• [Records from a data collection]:
┄┄┄┄┄┄

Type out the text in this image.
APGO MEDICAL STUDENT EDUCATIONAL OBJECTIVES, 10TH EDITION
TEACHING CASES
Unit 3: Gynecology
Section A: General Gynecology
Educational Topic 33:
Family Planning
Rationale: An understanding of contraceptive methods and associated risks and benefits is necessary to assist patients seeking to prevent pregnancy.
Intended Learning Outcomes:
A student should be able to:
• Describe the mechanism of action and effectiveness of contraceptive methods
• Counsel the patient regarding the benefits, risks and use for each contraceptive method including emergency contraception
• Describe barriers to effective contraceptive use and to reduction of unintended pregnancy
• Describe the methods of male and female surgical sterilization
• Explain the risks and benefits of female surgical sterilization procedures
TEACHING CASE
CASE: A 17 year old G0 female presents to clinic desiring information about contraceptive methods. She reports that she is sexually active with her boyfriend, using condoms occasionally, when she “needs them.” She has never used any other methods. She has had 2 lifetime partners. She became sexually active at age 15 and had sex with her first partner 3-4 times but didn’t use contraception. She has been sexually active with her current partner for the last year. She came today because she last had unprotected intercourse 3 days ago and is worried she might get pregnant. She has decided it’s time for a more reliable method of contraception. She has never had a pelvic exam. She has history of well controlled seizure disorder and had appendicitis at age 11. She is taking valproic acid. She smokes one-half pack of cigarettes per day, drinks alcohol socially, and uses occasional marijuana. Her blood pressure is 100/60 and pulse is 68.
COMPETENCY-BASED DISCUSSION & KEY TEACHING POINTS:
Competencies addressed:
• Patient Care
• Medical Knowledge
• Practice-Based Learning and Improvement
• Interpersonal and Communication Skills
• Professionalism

┄┄┄┄┄┄

• [Task directions]: Copy every record precisely, omitting nothing.

• [Worked solution]:
Type out the text in this image.
APGO MEDICAL STUDENT EDUCATIONAL OBJECTIVES, 10TH EDITION
TEACHING CASES
Unit 3: Gynecology
Section A: General Gynecology
Educational Topic 33:
Family Planning
Rationale: An understanding of contraceptive methods and associated risks and benefits is necessary to assist patients seeking to prevent pregnancy.
Intended Learning Outcomes:
A student should be able to:
• Describe the mechanism of action and effectiveness of contraceptive methods
• Counsel the patient regarding the benefits, risks and use for each contraceptive method including emergency contraception
• Describe barriers to effective contraceptive use and to reduction of unintended pregnancy
• Describe the methods of male and female surgical sterilization
• Explain the risks and benefits of female surgical sterilization procedures
TEACHING CASE
CASE: A 17 year old G0 female presents to clinic desiring information about contraceptive methods. She reports that she is sexually active with her boyfriend, using condoms occasionally, when she “needs them.” She has never used any other methods. She has had 2 lifetime partners. She became sexually active at age 15 and had sex with her first partner 3-4 times but didn’t use contraception. She has been sexually active with her current partner for the last year. She came today because she last had unprotected intercourse 3 days ago and is worried she might get pregnant. She has decided it’s time for a more reliable method of contraception. She has never had a pelvic exam. She has history of well controlled seizure disorder and had appendicitis at age 11. She is taking valproic acid. She smokes one-half pack of cigarettes per day, drinks alcohol socially, and uses occasional marijuana. Her blood pressure is 100/60 and pulse is 68.
COMPETENCY-BASED DISCUSSION & KEY TEACHING POINTS:
Competencies addressed:
• Patient Care
• Medical Knowledge
• Practice-Based Learning and Improvement
• Interpersonal and Communication Skills
• Professionalism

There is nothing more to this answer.